_Given exercise_
Copy all the entries word for word, but omit the pictures.

_Records supplied_
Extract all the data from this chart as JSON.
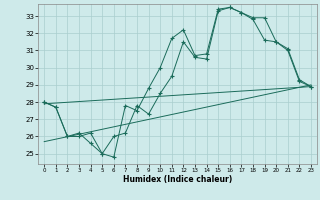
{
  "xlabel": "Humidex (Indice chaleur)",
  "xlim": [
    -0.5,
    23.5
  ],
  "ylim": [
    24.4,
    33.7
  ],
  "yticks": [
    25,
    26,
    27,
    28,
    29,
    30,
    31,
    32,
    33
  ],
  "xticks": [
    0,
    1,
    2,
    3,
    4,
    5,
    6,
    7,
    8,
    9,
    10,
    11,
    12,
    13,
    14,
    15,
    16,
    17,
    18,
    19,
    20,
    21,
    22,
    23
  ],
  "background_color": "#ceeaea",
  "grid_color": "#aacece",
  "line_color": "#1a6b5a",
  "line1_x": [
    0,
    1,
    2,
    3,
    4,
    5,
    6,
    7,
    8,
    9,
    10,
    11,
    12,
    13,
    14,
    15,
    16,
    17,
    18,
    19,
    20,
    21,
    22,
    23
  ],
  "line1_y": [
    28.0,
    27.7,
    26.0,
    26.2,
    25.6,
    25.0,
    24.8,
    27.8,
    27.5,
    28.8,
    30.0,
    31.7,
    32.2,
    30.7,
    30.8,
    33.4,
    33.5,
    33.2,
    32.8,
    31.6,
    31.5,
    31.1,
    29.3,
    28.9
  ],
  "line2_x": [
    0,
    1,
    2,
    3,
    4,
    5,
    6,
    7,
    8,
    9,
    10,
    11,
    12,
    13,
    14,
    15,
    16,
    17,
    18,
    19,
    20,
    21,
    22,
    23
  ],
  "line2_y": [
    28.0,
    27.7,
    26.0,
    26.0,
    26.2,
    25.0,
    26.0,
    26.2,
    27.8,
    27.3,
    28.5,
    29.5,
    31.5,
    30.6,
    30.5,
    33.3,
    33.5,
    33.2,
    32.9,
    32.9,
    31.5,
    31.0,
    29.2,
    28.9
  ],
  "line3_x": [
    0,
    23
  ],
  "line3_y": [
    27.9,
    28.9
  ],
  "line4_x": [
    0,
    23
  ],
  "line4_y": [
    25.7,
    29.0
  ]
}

_Exercise answer_
Extract all the data from this chart as JSON.
{
  "xlabel": "Humidex (Indice chaleur)",
  "xlim": [
    -0.5,
    23.5
  ],
  "ylim": [
    24.4,
    33.7
  ],
  "yticks": [
    25,
    26,
    27,
    28,
    29,
    30,
    31,
    32,
    33
  ],
  "xticks": [
    0,
    1,
    2,
    3,
    4,
    5,
    6,
    7,
    8,
    9,
    10,
    11,
    12,
    13,
    14,
    15,
    16,
    17,
    18,
    19,
    20,
    21,
    22,
    23
  ],
  "background_color": "#ceeaea",
  "grid_color": "#aacece",
  "line_color": "#1a6b5a",
  "line1_x": [
    0,
    1,
    2,
    3,
    4,
    5,
    6,
    7,
    8,
    9,
    10,
    11,
    12,
    13,
    14,
    15,
    16,
    17,
    18,
    19,
    20,
    21,
    22,
    23
  ],
  "line1_y": [
    28.0,
    27.7,
    26.0,
    26.2,
    25.6,
    25.0,
    24.8,
    27.8,
    27.5,
    28.8,
    30.0,
    31.7,
    32.2,
    30.7,
    30.8,
    33.4,
    33.5,
    33.2,
    32.8,
    31.6,
    31.5,
    31.1,
    29.3,
    28.9
  ],
  "line2_x": [
    0,
    1,
    2,
    3,
    4,
    5,
    6,
    7,
    8,
    9,
    10,
    11,
    12,
    13,
    14,
    15,
    16,
    17,
    18,
    19,
    20,
    21,
    22,
    23
  ],
  "line2_y": [
    28.0,
    27.7,
    26.0,
    26.0,
    26.2,
    25.0,
    26.0,
    26.2,
    27.8,
    27.3,
    28.5,
    29.5,
    31.5,
    30.6,
    30.5,
    33.3,
    33.5,
    33.2,
    32.9,
    32.9,
    31.5,
    31.0,
    29.2,
    28.9
  ],
  "line3_x": [
    0,
    23
  ],
  "line3_y": [
    27.9,
    28.9
  ],
  "line4_x": [
    0,
    23
  ],
  "line4_y": [
    25.7,
    29.0
  ]
}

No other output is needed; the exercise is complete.